> Exercise description: Pull out from the material below all lines with "تقتلوا".

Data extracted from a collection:
....

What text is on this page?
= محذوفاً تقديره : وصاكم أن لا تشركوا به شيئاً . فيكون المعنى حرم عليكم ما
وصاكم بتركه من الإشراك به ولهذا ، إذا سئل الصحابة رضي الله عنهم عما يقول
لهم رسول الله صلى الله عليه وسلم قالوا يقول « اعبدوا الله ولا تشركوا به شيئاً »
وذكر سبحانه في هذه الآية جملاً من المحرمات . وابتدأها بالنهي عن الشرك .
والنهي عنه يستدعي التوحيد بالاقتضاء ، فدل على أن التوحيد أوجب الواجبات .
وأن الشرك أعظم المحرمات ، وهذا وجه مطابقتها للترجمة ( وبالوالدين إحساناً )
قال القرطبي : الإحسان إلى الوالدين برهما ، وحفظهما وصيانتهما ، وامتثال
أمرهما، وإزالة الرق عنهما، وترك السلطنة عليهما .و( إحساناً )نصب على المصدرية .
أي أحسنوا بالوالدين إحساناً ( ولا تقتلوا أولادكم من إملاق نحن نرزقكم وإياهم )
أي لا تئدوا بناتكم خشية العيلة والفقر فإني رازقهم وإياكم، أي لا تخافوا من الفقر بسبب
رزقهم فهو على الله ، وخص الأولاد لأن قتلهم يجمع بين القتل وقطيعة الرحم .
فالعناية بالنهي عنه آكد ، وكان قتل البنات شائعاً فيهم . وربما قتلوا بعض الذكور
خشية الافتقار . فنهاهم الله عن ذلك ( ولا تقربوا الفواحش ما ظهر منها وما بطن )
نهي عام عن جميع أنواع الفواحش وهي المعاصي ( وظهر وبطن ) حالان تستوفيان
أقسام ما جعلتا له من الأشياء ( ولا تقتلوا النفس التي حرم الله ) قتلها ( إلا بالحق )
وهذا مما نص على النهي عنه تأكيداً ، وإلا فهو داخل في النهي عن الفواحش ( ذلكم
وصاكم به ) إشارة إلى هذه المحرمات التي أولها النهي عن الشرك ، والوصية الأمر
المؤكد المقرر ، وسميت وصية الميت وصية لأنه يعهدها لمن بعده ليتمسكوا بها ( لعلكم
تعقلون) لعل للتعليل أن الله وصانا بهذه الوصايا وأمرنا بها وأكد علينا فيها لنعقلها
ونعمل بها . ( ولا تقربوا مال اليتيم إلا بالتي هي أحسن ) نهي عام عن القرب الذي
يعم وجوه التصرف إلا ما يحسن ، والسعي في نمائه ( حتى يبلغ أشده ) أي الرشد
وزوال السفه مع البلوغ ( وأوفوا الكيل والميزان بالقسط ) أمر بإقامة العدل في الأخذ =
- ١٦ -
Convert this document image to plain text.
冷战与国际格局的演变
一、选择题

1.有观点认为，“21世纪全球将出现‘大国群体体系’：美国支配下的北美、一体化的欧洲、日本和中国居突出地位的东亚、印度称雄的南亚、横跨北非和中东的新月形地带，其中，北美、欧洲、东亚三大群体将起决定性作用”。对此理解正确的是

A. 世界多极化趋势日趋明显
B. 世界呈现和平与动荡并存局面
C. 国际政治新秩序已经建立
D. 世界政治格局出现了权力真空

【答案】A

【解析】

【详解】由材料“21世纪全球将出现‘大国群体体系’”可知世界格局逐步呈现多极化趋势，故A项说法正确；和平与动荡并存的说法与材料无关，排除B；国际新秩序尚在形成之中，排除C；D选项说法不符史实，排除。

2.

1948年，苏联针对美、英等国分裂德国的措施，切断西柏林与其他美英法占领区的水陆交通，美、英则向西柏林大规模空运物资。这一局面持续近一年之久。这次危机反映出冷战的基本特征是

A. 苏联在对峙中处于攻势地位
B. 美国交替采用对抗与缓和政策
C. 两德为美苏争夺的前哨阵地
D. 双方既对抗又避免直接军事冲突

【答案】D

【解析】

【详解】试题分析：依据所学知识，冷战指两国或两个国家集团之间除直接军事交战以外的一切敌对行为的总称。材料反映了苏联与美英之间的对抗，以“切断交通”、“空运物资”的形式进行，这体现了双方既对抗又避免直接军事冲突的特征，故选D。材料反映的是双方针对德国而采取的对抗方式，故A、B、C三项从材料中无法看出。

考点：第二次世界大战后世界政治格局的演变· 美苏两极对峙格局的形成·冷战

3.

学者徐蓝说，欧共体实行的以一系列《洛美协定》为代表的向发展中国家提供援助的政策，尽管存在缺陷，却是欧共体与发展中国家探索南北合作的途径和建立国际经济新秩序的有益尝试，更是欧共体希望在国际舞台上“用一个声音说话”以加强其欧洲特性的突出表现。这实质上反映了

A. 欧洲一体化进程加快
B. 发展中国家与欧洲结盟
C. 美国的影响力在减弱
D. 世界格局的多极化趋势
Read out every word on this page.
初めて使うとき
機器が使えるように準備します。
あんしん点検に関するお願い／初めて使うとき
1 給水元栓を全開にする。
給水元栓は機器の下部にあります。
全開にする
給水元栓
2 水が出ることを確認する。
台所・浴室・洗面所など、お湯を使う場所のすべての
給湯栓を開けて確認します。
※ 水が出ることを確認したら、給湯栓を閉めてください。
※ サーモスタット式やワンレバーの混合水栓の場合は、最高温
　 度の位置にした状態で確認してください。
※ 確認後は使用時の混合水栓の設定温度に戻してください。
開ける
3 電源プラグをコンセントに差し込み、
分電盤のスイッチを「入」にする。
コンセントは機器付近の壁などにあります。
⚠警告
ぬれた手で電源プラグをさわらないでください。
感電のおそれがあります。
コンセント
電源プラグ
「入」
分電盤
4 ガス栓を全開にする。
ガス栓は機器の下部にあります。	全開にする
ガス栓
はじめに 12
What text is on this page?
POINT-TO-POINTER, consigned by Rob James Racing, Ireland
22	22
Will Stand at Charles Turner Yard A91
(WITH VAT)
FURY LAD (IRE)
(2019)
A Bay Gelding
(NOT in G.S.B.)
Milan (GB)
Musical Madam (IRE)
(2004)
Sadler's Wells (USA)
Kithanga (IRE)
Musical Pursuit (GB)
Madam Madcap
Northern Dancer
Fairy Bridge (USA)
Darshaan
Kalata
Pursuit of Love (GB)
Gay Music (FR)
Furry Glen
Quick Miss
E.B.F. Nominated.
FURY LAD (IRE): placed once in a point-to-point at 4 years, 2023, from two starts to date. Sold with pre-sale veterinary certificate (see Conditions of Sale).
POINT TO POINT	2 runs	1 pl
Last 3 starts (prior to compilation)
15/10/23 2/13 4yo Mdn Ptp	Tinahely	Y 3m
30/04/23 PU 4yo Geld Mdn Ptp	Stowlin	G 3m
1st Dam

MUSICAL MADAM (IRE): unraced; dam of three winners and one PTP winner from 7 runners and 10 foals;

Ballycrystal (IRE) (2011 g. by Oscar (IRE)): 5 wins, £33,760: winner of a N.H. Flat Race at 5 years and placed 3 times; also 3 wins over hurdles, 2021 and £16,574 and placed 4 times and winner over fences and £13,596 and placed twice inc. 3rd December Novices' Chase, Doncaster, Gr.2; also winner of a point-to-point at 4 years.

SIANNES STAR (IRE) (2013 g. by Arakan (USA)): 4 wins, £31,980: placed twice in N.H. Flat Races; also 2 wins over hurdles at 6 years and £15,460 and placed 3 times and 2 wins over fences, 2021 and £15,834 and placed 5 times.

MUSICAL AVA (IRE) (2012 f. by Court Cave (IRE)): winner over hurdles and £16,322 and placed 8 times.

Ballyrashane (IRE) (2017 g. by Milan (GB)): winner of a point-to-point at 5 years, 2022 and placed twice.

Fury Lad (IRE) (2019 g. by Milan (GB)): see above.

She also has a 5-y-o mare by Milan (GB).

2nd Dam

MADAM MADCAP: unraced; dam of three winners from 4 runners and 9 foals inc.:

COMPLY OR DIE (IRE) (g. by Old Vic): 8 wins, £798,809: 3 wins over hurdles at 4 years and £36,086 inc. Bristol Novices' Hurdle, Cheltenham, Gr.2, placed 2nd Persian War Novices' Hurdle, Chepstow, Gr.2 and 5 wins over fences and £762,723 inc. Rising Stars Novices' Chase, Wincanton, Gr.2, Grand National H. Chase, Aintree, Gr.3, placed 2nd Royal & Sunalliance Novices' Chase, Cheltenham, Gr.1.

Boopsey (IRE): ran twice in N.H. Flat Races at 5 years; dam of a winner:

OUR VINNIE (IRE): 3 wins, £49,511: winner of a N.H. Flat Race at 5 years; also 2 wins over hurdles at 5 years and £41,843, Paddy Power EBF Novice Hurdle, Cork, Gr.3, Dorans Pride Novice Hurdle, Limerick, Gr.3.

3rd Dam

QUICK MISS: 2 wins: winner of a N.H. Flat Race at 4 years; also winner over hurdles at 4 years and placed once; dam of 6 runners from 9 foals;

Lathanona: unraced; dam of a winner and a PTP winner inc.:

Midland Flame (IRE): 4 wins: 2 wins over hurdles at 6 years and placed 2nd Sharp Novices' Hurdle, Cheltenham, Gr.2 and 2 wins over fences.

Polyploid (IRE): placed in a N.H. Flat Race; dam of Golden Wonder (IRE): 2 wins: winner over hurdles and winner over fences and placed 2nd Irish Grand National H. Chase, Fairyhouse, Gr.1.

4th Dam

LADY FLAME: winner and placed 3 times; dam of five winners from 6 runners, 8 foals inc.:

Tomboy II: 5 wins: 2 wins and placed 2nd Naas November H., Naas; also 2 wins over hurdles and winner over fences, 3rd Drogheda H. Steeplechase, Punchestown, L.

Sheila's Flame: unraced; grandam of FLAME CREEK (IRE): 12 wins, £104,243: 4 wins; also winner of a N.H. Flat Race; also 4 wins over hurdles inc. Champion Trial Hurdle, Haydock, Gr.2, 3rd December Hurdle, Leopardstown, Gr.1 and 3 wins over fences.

....

> Final result:
أي أحسنوا بالوالدين إحساناً ( ولا تقتلوا أولادكم من إملاق نحن نرزقكم وإياهم )
أقسام ما جعلتا له من الأشياء ( ولا تقتلوا النفس التي حرم الله ) قتلها ( إلا بالحق )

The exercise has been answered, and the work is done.